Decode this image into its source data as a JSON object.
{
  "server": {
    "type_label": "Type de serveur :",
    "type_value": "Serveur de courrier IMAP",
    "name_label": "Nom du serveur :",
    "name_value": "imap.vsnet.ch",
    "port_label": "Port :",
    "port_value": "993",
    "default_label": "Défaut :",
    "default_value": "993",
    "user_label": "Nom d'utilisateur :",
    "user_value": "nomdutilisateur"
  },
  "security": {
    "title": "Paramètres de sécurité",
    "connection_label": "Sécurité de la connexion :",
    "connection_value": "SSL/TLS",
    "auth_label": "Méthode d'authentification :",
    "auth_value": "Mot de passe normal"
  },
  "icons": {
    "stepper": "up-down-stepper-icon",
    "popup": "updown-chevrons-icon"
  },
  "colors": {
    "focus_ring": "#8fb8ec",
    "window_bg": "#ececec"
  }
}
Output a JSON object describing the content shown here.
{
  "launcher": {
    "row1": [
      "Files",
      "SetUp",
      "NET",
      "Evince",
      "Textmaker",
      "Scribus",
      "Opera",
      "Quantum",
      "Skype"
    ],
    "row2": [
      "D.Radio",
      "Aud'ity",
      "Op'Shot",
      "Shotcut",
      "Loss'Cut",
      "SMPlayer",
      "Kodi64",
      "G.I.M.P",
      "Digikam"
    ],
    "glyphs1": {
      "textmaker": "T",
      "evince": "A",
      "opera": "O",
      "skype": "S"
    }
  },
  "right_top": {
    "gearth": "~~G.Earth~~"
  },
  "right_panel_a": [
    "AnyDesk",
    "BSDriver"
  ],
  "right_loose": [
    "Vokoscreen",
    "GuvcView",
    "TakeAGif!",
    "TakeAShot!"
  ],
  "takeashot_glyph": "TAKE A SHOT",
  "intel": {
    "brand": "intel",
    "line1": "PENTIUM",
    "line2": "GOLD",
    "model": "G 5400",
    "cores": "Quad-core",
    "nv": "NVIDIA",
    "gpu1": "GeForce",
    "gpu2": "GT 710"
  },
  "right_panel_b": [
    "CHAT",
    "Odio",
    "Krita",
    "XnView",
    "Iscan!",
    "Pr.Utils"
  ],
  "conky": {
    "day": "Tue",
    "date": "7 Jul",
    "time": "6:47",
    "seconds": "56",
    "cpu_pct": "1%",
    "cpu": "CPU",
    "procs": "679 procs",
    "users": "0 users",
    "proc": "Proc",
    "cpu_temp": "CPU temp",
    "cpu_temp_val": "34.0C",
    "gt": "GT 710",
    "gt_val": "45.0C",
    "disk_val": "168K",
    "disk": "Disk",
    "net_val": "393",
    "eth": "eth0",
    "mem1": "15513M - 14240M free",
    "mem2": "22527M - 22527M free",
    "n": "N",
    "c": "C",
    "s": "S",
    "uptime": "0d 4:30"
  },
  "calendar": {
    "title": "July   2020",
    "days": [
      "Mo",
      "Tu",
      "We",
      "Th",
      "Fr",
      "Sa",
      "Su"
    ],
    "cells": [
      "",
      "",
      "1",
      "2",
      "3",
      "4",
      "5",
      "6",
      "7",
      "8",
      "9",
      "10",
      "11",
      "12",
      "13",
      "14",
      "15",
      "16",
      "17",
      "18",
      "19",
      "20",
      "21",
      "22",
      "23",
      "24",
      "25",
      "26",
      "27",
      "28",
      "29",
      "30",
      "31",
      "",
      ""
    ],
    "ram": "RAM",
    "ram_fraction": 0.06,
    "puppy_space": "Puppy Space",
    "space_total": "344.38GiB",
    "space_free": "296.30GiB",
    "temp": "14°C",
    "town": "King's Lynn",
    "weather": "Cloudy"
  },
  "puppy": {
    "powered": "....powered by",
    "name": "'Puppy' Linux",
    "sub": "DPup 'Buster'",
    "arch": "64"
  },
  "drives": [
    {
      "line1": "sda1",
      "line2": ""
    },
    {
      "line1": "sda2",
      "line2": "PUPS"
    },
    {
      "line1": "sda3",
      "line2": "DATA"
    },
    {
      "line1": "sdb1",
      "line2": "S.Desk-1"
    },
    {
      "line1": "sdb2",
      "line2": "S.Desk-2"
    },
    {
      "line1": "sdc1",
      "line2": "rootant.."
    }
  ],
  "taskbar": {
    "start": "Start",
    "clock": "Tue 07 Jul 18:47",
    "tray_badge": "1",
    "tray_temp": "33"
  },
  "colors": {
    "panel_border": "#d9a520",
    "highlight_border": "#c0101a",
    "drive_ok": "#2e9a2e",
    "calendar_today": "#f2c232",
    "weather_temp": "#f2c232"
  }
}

▶ Exercise requirements: Copy all the records above exactly, missing none.

▶ Full response:
Decode this image into its source data as a JSON object.
{
  "server": {
    "type_label": "Type de serveur :",
    "type_value": "Serveur de courrier IMAP",
    "name_label": "Nom du serveur :",
    "name_value": "imap.vsnet.ch",
    "port_label": "Port :",
    "port_value": "993",
    "default_label": "Défaut :",
    "default_value": "993",
    "user_label": "Nom d'utilisateur :",
    "user_value": "nomdutilisateur"
  },
  "security": {
    "title": "Paramètres de sécurité",
    "connection_label": "Sécurité de la connexion :",
    "connection_value": "SSL/TLS",
    "auth_label": "Méthode d'authentification :",
    "auth_value": "Mot de passe normal"
  },
  "icons": {
    "stepper": "up-down-stepper-icon",
    "popup": "updown-chevrons-icon"
  },
  "colors": {
    "focus_ring": "#8fb8ec",
    "window_bg": "#ececec"
  }
}
Output a JSON object describing the content shown here.
{
  "launcher": {
    "row1": [
      "Files",
      "SetUp",
      "NET",
      "Evince",
      "Textmaker",
      "Scribus",
      "Opera",
      "Quantum",
      "Skype"
    ],
    "row2": [
      "D.Radio",
      "Aud'ity",
      "Op'Shot",
      "Shotcut",
      "Loss'Cut",
      "SMPlayer",
      "Kodi64",
      "G.I.M.P",
      "Digikam"
    ],
    "glyphs1": {
      "textmaker": "T",
      "evince": "A",
      "opera": "O",
      "skype": "S"
    }
  },
  "right_top": {
    "gearth": "~~G.Earth~~"
  },
  "right_panel_a": [
    "AnyDesk",
    "BSDriver"
  ],
  "right_loose": [
    "Vokoscreen",
    "GuvcView",
    "TakeAGif!",
    "TakeAShot!"
  ],
  "takeashot_glyph": "TAKE A SHOT",
  "intel": {
    "brand": "intel",
    "line1": "PENTIUM",
    "line2": "GOLD",
    "model": "G 5400",
    "cores": "Quad-core",
    "nv": "NVIDIA",
    "gpu1": "GeForce",
    "gpu2": "GT 710"
  },
  "right_panel_b": [
    "CHAT",
    "Odio",
    "Krita",
    "XnView",
    "Iscan!",
    "Pr.Utils"
  ],
  "conky": {
    "day": "Tue",
    "date": "7 Jul",
    "time": "6:47",
    "seconds": "56",
    "cpu_pct": "1%",
    "cpu": "CPU",
    "procs": "679 procs",
    "users": "0 users",
    "proc": "Proc",
    "cpu_temp": "CPU temp",
    "cpu_temp_val": "34.0C",
    "gt": "GT 710",
    "gt_val": "45.0C",
    "disk_val": "168K",
    "disk": "Disk",
    "net_val": "393",
    "eth": "eth0",
    "mem1": "15513M - 14240M free",
    "mem2": "22527M - 22527M free",
    "n": "N",
    "c": "C",
    "s": "S",
    "uptime": "0d 4:30"
  },
  "calendar": {
    "title": "July   2020",
    "days": [
      "Mo",
      "Tu",
      "We",
      "Th",
      "Fr",
      "Sa",
      "Su"
    ],
    "cells": [
      "",
      "",
      "1",
      "2",
      "3",
      "4",
      "5",
      "6",
      "7",
      "8",
      "9",
      "10",
      "11",
      "12",
      "13",
      "14",
      "15",
      "16",
      "17",
      "18",
      "19",
      "20",
      "21",
      "22",
      "23",
      "24",
      "25",
      "26",
      "27",
      "28",
      "29",
      "30",
      "31",
      "",
      ""
    ],
    "ram": "RAM",
    "ram_fraction": 0.06,
    "puppy_space": "Puppy Space",
    "space_total": "344.38GiB",
    "space_free": "296.30GiB",
    "temp": "14°C",
    "town": "King's Lynn",
    "weather": "Cloudy"
  },
  "puppy": {
    "powered": "....powered by",
    "name": "'Puppy' Linux",
    "sub": "DPup 'Buster'",
    "arch": "64"
  },
  "drives": [
    {
      "line1": "sda1",
      "line2": ""
    },
    {
      "line1": "sda2",
      "line2": "PUPS"
    },
    {
      "line1": "sda3",
      "line2": "DATA"
    },
    {
      "line1": "sdb1",
      "line2": "S.Desk-1"
    },
    {
      "line1": "sdb2",
      "line2": "S.Desk-2"
    },
    {
      "line1": "sdc1",
      "line2": "rootant.."
    }
  ],
  "taskbar": {
    "start": "Start",
    "clock": "Tue 07 Jul 18:47",
    "tray_badge": "1",
    "tray_temp": "33"
  },
  "colors": {
    "panel_border": "#d9a520",
    "highlight_border": "#c0101a",
    "drive_ok": "#2e9a2e",
    "calendar_today": "#f2c232",
    "weather_temp": "#f2c232"
  }
}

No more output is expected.